What you will do ->
The records below are split into lines. How many of those lines contain the string "title"? Reply with the number only.

(Stored data entries)
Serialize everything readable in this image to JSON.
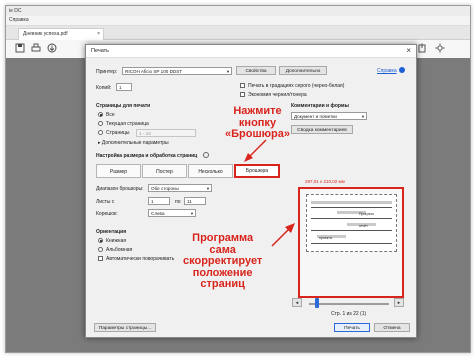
{
  "app": {
    "title": "ie DC",
    "menu": "Справка",
    "tab_label": "Дневник успеха.pdf",
    "tab_close": "×"
  },
  "dialog": {
    "title": "Печать",
    "close": "×",
    "printer_label": "Принтер:",
    "printer_value": "RICOH Aficio SP 100 DDST",
    "properties_button": "Свойства",
    "advanced_button": "Дополнительно",
    "help_link": "Справка",
    "copies_label": "Копий:",
    "copies_value": "1",
    "grayscale_label": "Печать в градациях серого (черно-белая)",
    "save_ink_label": "Экономия чернил/тонера",
    "pages_section": "Страницы для печати",
    "radio_all": "Все",
    "radio_current": "Текущая страница",
    "radio_pages": "Страницы",
    "pages_range_value": "1 - 44",
    "more_options": "Дополнительные параметры",
    "sizing_section": "Настройка размера и обработка страниц",
    "seg_size": "Размер",
    "seg_poster": "Постер",
    "seg_multiple": "Несколько",
    "seg_booklet": "Брошюра",
    "booklet_range_label": "Диапазон брошюры:",
    "booklet_range_value": "Обе стороны",
    "sheets_label": "Листы с",
    "sheets_from": "1",
    "sheets_to_label": "по",
    "sheets_to": "11",
    "binding_label": "Корешок:",
    "binding_value": "Слева",
    "orientation_section": "Ориентация",
    "radio_portrait": "Книжная",
    "radio_landscape": "Альбомная",
    "auto_rotate_label": "Автоматически поворачивать",
    "comments_section": "Комментарии и формы",
    "comments_value": "Документ и пометки",
    "summarize_button": "Сводка комментариев",
    "preview_size": "297,01 x 210,02 мм",
    "page_indicator": "Стр. 1 из 22 (1)",
    "page_setup_button": "Параметры страницы...",
    "print_button": "Печать",
    "cancel_button": "Отмена"
  },
  "annotations": {
    "callout_booklet": [
      "Нажмите",
      "кнопку",
      "«Брошюра»"
    ],
    "callout_program": [
      "Программа",
      "сама",
      "скорректирует",
      "положение",
      "страниц"
    ]
  },
  "preview_snippets": [
    "Прогресс",
    "отчёт",
    "проекта"
  ],
  "colors": {
    "accent": "#d9241c",
    "primary": "#2a6bd8"
  }
}
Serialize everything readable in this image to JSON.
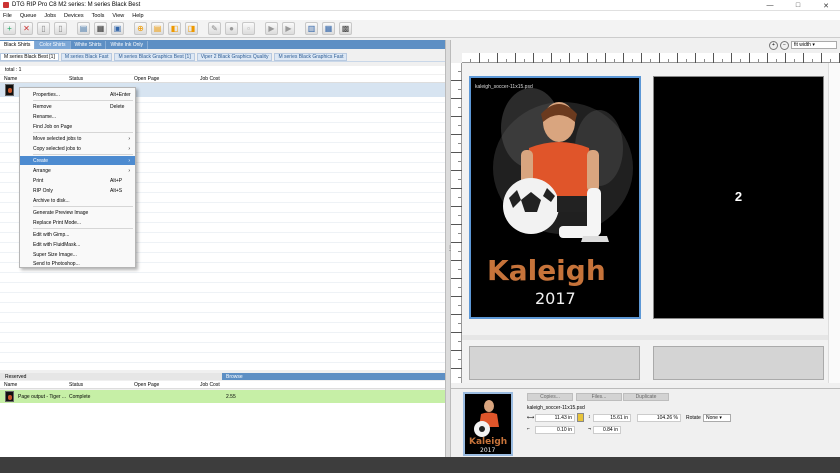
{
  "app": {
    "title": "DTG RIP Pro C8 M2 series: M series Black Best",
    "win_controls": [
      "—",
      "□",
      "✕"
    ]
  },
  "menu": [
    "File",
    "Queue",
    "Jobs",
    "Devices",
    "Tools",
    "View",
    "Help"
  ],
  "queue_tabs": [
    "Black Shirts",
    "Color Shirts",
    "White Shirts",
    "White Ink Only"
  ],
  "profile_tabs": [
    "M series Black Best [1]",
    "M series Black Fast",
    "M series Black Graphics Best [1]",
    "Viper 2 Black Graphics Quality",
    "M series Black Graphics Fast"
  ],
  "total_label": "total : 1",
  "job_columns": [
    "Name",
    "Status",
    "Open Page",
    "Job Cost"
  ],
  "context_menu": {
    "properties": {
      "label": "Properties...",
      "shortcut": "Alt+Enter"
    },
    "remove": {
      "label": "Remove",
      "shortcut": "Delete"
    },
    "rename": "Rename...",
    "find": "Find Job on Page",
    "move": "Move selected jobs to",
    "copy": "Copy selected jobs to",
    "create": "Create",
    "arrange": "Arrange",
    "print": {
      "label": "Print",
      "shortcut": "Alt+P"
    },
    "rip_only": {
      "label": "RIP Only",
      "shortcut": "Alt+S"
    },
    "archive": "Archive to disk...",
    "gen_preview": "Generate Preview Image",
    "replace_print_mode": "Replace Print Mode...",
    "edit_gimp": "Edit with Gimp...",
    "edit_fluid": "Edit with FluidMask...",
    "super_size": "Super Size Image...",
    "send_ps": "Send to Photoshop..."
  },
  "reserved_label": "Reserved",
  "browse_label": "Browse",
  "reserved_columns": [
    "Name",
    "Status",
    "Open Page",
    "Job Cost"
  ],
  "reserved_row": {
    "name": "Page output - Tiger ...",
    "status": "Complete",
    "cost": "2.55"
  },
  "zoom": {
    "select": "fit width"
  },
  "preview": {
    "filename": "kaleigh_soccer-11x15.psd",
    "page2_number": "2"
  },
  "props": {
    "filename": "kaleigh_soccer-11x15.psd",
    "buttons": [
      "Copies...",
      "Files...",
      "Duplicate"
    ],
    "width": "11.43 in",
    "height": "15.61 in",
    "scale": "104.26 %",
    "x_offset": "0.10 in",
    "y_offset": "0.84 in",
    "rotate_label": "Rotate",
    "rotate_value": "None"
  }
}
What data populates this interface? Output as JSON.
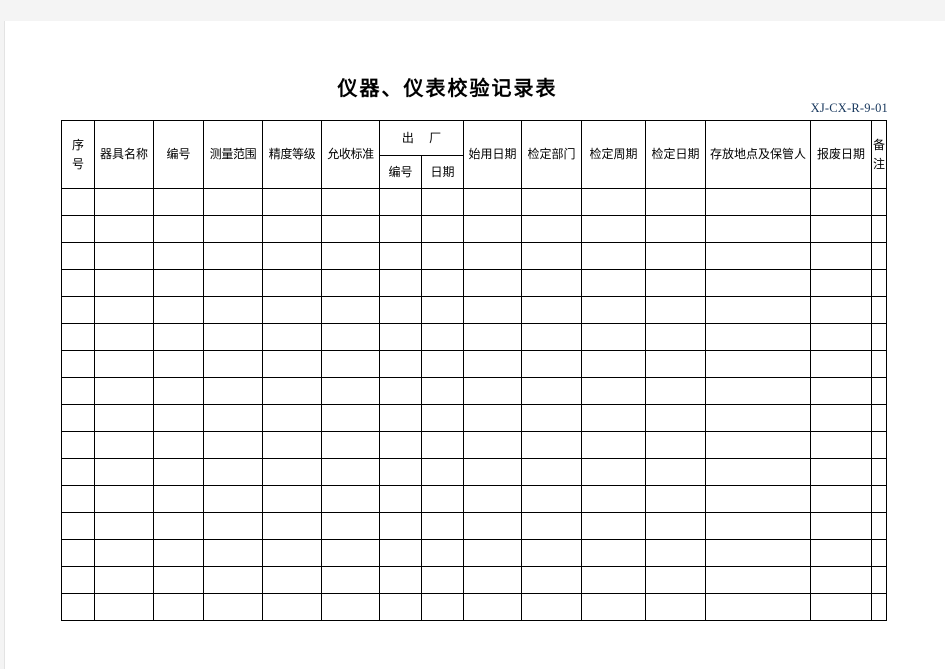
{
  "document": {
    "title": "仪器、仪表校验记录表",
    "code": "XJ-CX-R-9-01"
  },
  "table": {
    "headers": {
      "seq": "序号",
      "seq_char_1": "序",
      "seq_char_2": "号",
      "instrument_name": "器具名称",
      "number": "编号",
      "measuring_range": "测量范围",
      "accuracy_class": "精度等级",
      "acceptance_standard": "允收标准",
      "factory_group": "出 厂",
      "factory_number": "编号",
      "factory_date": "日期",
      "start_use_date": "始用日期",
      "inspection_department": "检定部门",
      "inspection_cycle": "检定周期",
      "inspection_date": "检定日期",
      "storage_and_keeper": "存放地点及保管人",
      "scrap_date": "报废日期",
      "remarks": "备注",
      "remarks_char_1": "备",
      "remarks_char_2": "注"
    },
    "body_row_count": 16,
    "rows": [
      [
        "",
        "",
        "",
        "",
        "",
        "",
        "",
        "",
        "",
        "",
        "",
        "",
        "",
        "",
        ""
      ],
      [
        "",
        "",
        "",
        "",
        "",
        "",
        "",
        "",
        "",
        "",
        "",
        "",
        "",
        "",
        ""
      ],
      [
        "",
        "",
        "",
        "",
        "",
        "",
        "",
        "",
        "",
        "",
        "",
        "",
        "",
        "",
        ""
      ],
      [
        "",
        "",
        "",
        "",
        "",
        "",
        "",
        "",
        "",
        "",
        "",
        "",
        "",
        "",
        ""
      ],
      [
        "",
        "",
        "",
        "",
        "",
        "",
        "",
        "",
        "",
        "",
        "",
        "",
        "",
        "",
        ""
      ],
      [
        "",
        "",
        "",
        "",
        "",
        "",
        "",
        "",
        "",
        "",
        "",
        "",
        "",
        "",
        ""
      ],
      [
        "",
        "",
        "",
        "",
        "",
        "",
        "",
        "",
        "",
        "",
        "",
        "",
        "",
        "",
        ""
      ],
      [
        "",
        "",
        "",
        "",
        "",
        "",
        "",
        "",
        "",
        "",
        "",
        "",
        "",
        "",
        ""
      ],
      [
        "",
        "",
        "",
        "",
        "",
        "",
        "",
        "",
        "",
        "",
        "",
        "",
        "",
        "",
        ""
      ],
      [
        "",
        "",
        "",
        "",
        "",
        "",
        "",
        "",
        "",
        "",
        "",
        "",
        "",
        "",
        ""
      ],
      [
        "",
        "",
        "",
        "",
        "",
        "",
        "",
        "",
        "",
        "",
        "",
        "",
        "",
        "",
        ""
      ],
      [
        "",
        "",
        "",
        "",
        "",
        "",
        "",
        "",
        "",
        "",
        "",
        "",
        "",
        "",
        ""
      ],
      [
        "",
        "",
        "",
        "",
        "",
        "",
        "",
        "",
        "",
        "",
        "",
        "",
        "",
        "",
        ""
      ],
      [
        "",
        "",
        "",
        "",
        "",
        "",
        "",
        "",
        "",
        "",
        "",
        "",
        "",
        "",
        ""
      ],
      [
        "",
        "",
        "",
        "",
        "",
        "",
        "",
        "",
        "",
        "",
        "",
        "",
        "",
        "",
        ""
      ],
      [
        "",
        "",
        "",
        "",
        "",
        "",
        "",
        "",
        "",
        "",
        "",
        "",
        "",
        "",
        ""
      ]
    ]
  },
  "colors": {
    "page_background": "#ffffff",
    "canvas_background": "#f4f4f4",
    "grid_line": "#000000",
    "code_text": "#16365c"
  }
}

Result for this exercise ->
4